RECORDS TO USE:
• • • •

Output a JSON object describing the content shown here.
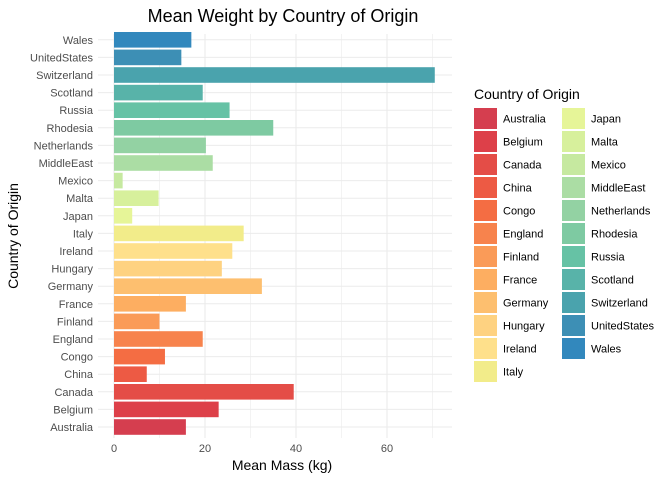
{
  "chart_data": {
    "type": "bar",
    "orientation": "horizontal",
    "title": "Mean Weight by Country of Origin",
    "xlabel": "Mean Mass (kg)",
    "ylabel": "Country of Origin",
    "xlim": [
      0,
      72
    ],
    "x_ticks": [
      0,
      20,
      40,
      60
    ],
    "grid": true,
    "legend": {
      "title": "Country of Origin",
      "position": "right",
      "columns": 2
    },
    "categories": [
      "Australia",
      "Belgium",
      "Canada",
      "China",
      "Congo",
      "England",
      "Finland",
      "France",
      "Germany",
      "Hungary",
      "Ireland",
      "Italy",
      "Japan",
      "Malta",
      "Mexico",
      "MiddleEast",
      "Netherlands",
      "Rhodesia",
      "Russia",
      "Scotland",
      "Switzerland",
      "UnitedStates",
      "Wales"
    ],
    "values": [
      15.8,
      23.0,
      39.5,
      7.2,
      11.2,
      19.5,
      10.0,
      15.8,
      32.5,
      23.7,
      26.0,
      28.5,
      4.0,
      9.8,
      1.9,
      21.7,
      20.2,
      35.0,
      25.4,
      19.5,
      70.5,
      14.8,
      17.0
    ],
    "colors": [
      "#d53e4f",
      "#dd4049",
      "#e44d47",
      "#ed5a44",
      "#f46d43",
      "#f7834d",
      "#fa9b58",
      "#fdae61",
      "#fdbf6f",
      "#fed281",
      "#fee08b",
      "#f2ec8a",
      "#e6f598",
      "#d7f09c",
      "#c6e9a0",
      "#abdda4",
      "#93d2a3",
      "#7ecaa2",
      "#66c2a5",
      "#58b3a9",
      "#4aa3ad",
      "#3d8fb5",
      "#3288bd"
    ]
  }
}
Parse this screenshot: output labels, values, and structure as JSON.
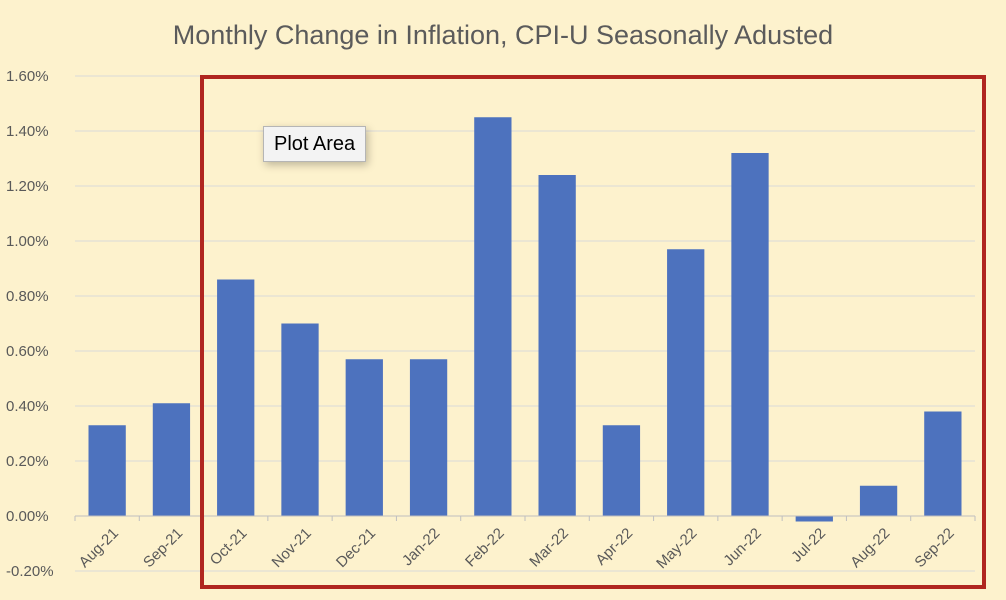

• • • •

EXERCISE DESCRIPTION:
Repeat the preceding records precisely, and leave every picture out of the copy.

ANSWER IN FULL:
Output a JSON object describing the content shown here.
{
  "chart_data": {
    "type": "bar",
    "orientation": "horizontal",
    "title": "Mean Weight by Country of Origin",
    "xlabel": "Mean Mass (kg)",
    "ylabel": "Country of Origin",
    "xlim": [
      0,
      72
    ],
    "x_ticks": [
      0,
      20,
      40,
      60
    ],
    "grid": true,
    "legend": {
      "title": "Country of Origin",
      "position": "right",
      "columns": 2
    },
    "categories": [
      "Australia",
      "Belgium",
      "Canada",
      "China",
      "Congo",
      "England",
      "Finland",
      "France",
      "Germany",
      "Hungary",
      "Ireland",
      "Italy",
      "Japan",
      "Malta",
      "Mexico",
      "MiddleEast",
      "Netherlands",
      "Rhodesia",
      "Russia",
      "Scotland",
      "Switzerland",
      "UnitedStates",
      "Wales"
    ],
    "values": [
      15.8,
      23.0,
      39.5,
      7.2,
      11.2,
      19.5,
      10.0,
      15.8,
      32.5,
      23.7,
      26.0,
      28.5,
      4.0,
      9.8,
      1.9,
      21.7,
      20.2,
      35.0,
      25.4,
      19.5,
      70.5,
      14.8,
      17.0
    ],
    "colors": [
      "#d53e4f",
      "#dd4049",
      "#e44d47",
      "#ed5a44",
      "#f46d43",
      "#f7834d",
      "#fa9b58",
      "#fdae61",
      "#fdbf6f",
      "#fed281",
      "#fee08b",
      "#f2ec8a",
      "#e6f598",
      "#d7f09c",
      "#c6e9a0",
      "#abdda4",
      "#93d2a3",
      "#7ecaa2",
      "#66c2a5",
      "#58b3a9",
      "#4aa3ad",
      "#3d8fb5",
      "#3288bd"
    ]
  }
}
Parse this screenshot: output labels, values, and structure as JSON.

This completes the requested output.